* Start Material provided *

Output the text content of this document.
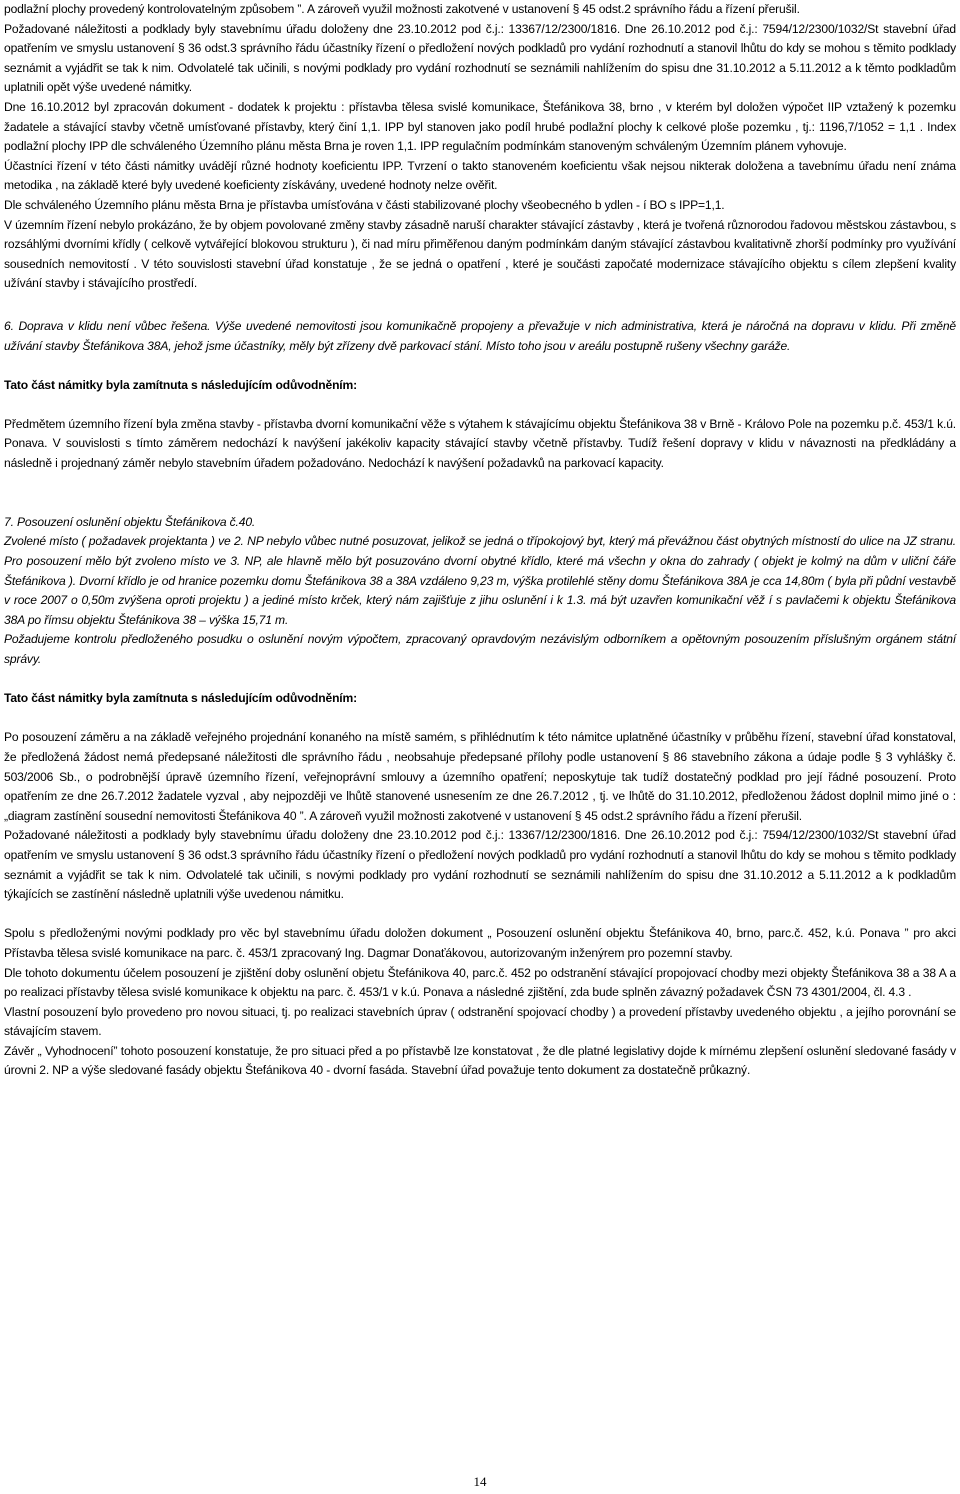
podlažní plochy provedený kontrolovatelným způsobem ”. A zároveň využil možnosti zakotvené v ustanovení § 45 odst.2 správního řádu a řízení přerušil.

Požadované náležitosti a podklady byly stavebnímu úřadu doloženy dne 23.10.2012 pod č.j.: 13367/12/2300/1816. Dne 26.10.2012 pod č.j.: 7594/12/2300/1032/St stavební úřad opatřením ve smyslu ustanovení § 36 odst.3 správního řádu účastníky řízení o předložení nových podkladů pro vydání rozhodnutí a stanovil lhůtu do kdy se mohou s těmito podklady seznámit a vyjádřit se tak k nim. Odvolatelé tak učinili, s novými podklady pro vydání rozhodnutí se seznámili nahlížením do spisu dne 31.10.2012 a 5.11.2012 a k těmto podkladům uplatnili opět výše uvedené námitky.

Dne 16.10.2012 byl zpracován dokument - dodatek k projektu : přístavba tělesa svislé komunikace, Štefánikova 38, brno , v kterém byl doložen výpočet IIP vztažený k pozemku žadatele a stávající stavby včetně umísťované přístavby, který činí 1,1. IPP byl stanoven jako podíl hrubé podlažní plochy k celkové ploše pozemku , tj.: 1196,7/1052 = 1,1 . Index podlažní plochy IPP dle schváleného Územního plánu města Brna je roven 1,1. IPP regulačním podmínkám stanoveným schváleným Územním plánem vyhovuje.

Účastníci řízení v této části námitky uvádějí různé hodnoty koeficientu IPP. Tvrzení o takto stanoveném koeficientu však nejsou nikterak doložena a tavebnímu úřadu není známa metodika , na základě které byly uvedené koeficienty získávány, uvedené hodnoty nelze ověřit.

Dle schváleného Územního plánu města Brna je přístavba umísťována v části stabilizované plochy všeobecného b ydlen - í BO s IPP=1,1.

V územním řízení nebylo prokázáno, že by objem povolované změny stavby zásadně naruší charakter stávající zástavby , která je tvořená různorodou řadovou městskou zástavbou, s rozsáhlými dvorními křídly ( celkově vytvářející blokovou strukturu ), či nad míru přiměřenou daným podmínkám daným stávající zástavbou kvalitativně zhorší podmínky pro využívání sousedních nemovitostí . V této souvislosti stavební úřad konstatuje , že se jedná o opatření , které je součásti započaté modernizace stávajícího objektu s cílem zlepšení kvality užívání stavby i stávajícího prostředí.

6. Doprava v klidu není vůbec řešena. Výše uvedené nemovitosti jsou komunikačně propojeny a převažuje v nich administrativa, která je náročná na dopravu v klidu. Při změně užívání stavby Štefánikova 38A, jehož jsme účastníky, měly být zřízeny dvě parkovací stání. Místo toho jsou v areálu postupně rušeny všechny garáže.

Tato část námitky byla zamítnuta s následujícím odůvodněním:

Předmětem územního řízení byla změna stavby - přístavba dvorní komunikační věže s výtahem k stávajícímu objektu Štefánikova 38 v Brně - Královo Pole na pozemku p.č. 453/1 k.ú. Ponava. V souvislosti s tímto záměrem nedochází k navýšení jakékoliv kapacity stávající stavby včetně přístavby. Tudíž řešení dopravy v klidu v návaznosti na předkládány a následně i projednaný záměr nebylo stavebním úřadem požadováno. Nedochází k navýšení požadavků na parkovací kapacity.

7. Posouzení oslunění objektu Štefánikova č.40.

Zvolené místo ( požadavek projektanta ) ve 2. NP nebylo vůbec nutné posuzovat, jelikož se jedná o třípokojový byt, který má převážnou část obytných místností do ulice na JZ stranu. Pro posouzení mělo být zvoleno místo ve 3. NP, ale hlavně mělo být posuzováno dvorní obytné křídlo, které má všechn y okna do zahrady ( objekt je kolmý na dům v uliční čáře Štefánikova ). Dvorní křídlo je od hranice pozemku domu Štefánikova 38 a 38A vzdáleno 9,23 m, výška protilehlé stěny domu Štefánikova 38A je cca 14,80m ( byla při půdní vestavbě v roce 2007 o 0,50m zvýšena oproti projektu ) a jediné místo krček, který nám zajišťuje z jihu oslunění i k 1.3. má být uzavřen komunikační věž í s pavlačemi k objektu Štefánikova 38A po římsu objektu Štefánikova 38 – výška 15,71 m.

Požadujeme kontrolu předloženého posudku o oslunění novým výpočtem, zpracovaný opravdovým nezávislým odborníkem a opětovným posouzením příslušným orgánem státní správy.

Tato část námitky byla zamítnuta s následujícím odůvodněním:

Po posouzení záměru a na základě veřejného projednání konaného na místě samém, s přihlédnutím k této námitce uplatněné účastníky v průběhu řízení, stavební úřad konstatoval, že předložená žádost nemá předepsané náležitosti dle správního řádu , neobsahuje předepsané přílohy podle ustanovení § 86 stavebního zákona a údaje podle § 3 vyhlášky č. 503/2006 Sb., o podrobnější úpravě územního řízení, veřejnoprávní smlouvy a územního opatření; neposkytuje tak tudíž dostatečný podklad pro její řádné posouzení. Proto opatřením ze dne 26.7.2012 žadatele vyzval , aby nejpozději ve lhůtě stanovené usnesením ze dne 26.7.2012 , tj. ve lhůtě do 31.10.2012, předloženou žádost doplnil mimo jiné o : „diagram zastínění sousední nemovitosti Štefánikova 40 ”. A zároveň využil možnosti zakotvené v ustanovení § 45 odst.2 správního řádu a řízení přerušil.

Požadované náležitosti a podklady byly stavebnímu úřadu doloženy dne 23.10.2012 pod č.j.: 13367/12/2300/1816. Dne 26.10.2012 pod č.j.: 7594/12/2300/1032/St stavební úřad opatřením ve smyslu ustanovení § 36 odst.3 správního řádu účastníky řízení o předložení nových podkladů pro vydání rozhodnutí a stanovil lhůtu do kdy se mohou s těmito podklady seznámit a vyjádřit se tak k nim. Odvolatelé tak učinili, s novými podklady pro vydání rozhodnutí se seznámili nahlížením do spisu dne 31.10.2012 a 5.11.2012 a k podkladům týkajících se zastínění následně uplatnili výše uvedenou námitku.

Spolu s předloženými novými podklady pro věc byl stavebnímu úřadu doložen dokument „ Posouzení oslunění objektu Štefánikova 40, brno, parc.č. 452, k.ú. Ponava ” pro akci Přístavba tělesa svislé komunikace na parc. č. 453/1 zpracovaný Ing. Dagmar Donaťákovou, autorizovaným inženýrem pro pozemní stavby.

Dle tohoto dokumentu účelem posouzení je zjištění doby oslunění objetu Štefánikova 40, parc.č. 452 po odstranění stávající propojovací chodby mezi objekty Štefánikova 38 a 38 A a po realizaci přístavby tělesa svislé komunikace k objektu na parc. č. 453/1 v k.ú. Ponava a následné zjištění, zda bude splněn závazný požadavek ČSN 73 4301/2004, čl. 4.3 .

Vlastní posouzení bylo provedeno pro novou situaci, tj. po realizaci stavebních úprav ( odstranění spojovací chodby ) a provedení přístavby uvedeného objektu , a jejího porovnání se stávajícím stavem.

Závěr „ Vyhodnocení” tohoto posouzení konstatuje, že pro situaci před a po přístavbě lze konstatovat , že dle platné legislativy dojde k mírnému zlepšení oslunění sledované fasády v úrovni 2. NP a výše sledované fasády objektu Štefánikova 40 - dvorní fasáda. Stavební úřad považuje tento dokument za dostatečně průkazný.

14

* End Material provided *

Exercise details » Gather all lines from the listing above in which "města" occurs.

Answer for the task »
Dne 16.10.2012 byl zpracován dokument - dodatek k projektu : přístavba tělesa svislé komunikace, Štefánikova 38, brno , v kterém byl doložen výpočet IIP vztažený k pozemku žadatele a stávající stavby včetně umísťované přístavby, který činí 1,1. IPP byl stanoven jako podíl hrubé podlažní plochy k celkové ploše pozemku , tj.: 1196,7/1052 = 1,1 . Index podlažní plochy IPP dle schváleného Územního plánu města Brna je roven 1,1. IPP regulačním podmínkám stanoveným schváleným Územním plánem vyhovuje.
Dle schváleného Územního plánu města Brna je přístavba umísťována v části stabilizované plochy všeobecného b ydlen - í BO s IPP=1,1.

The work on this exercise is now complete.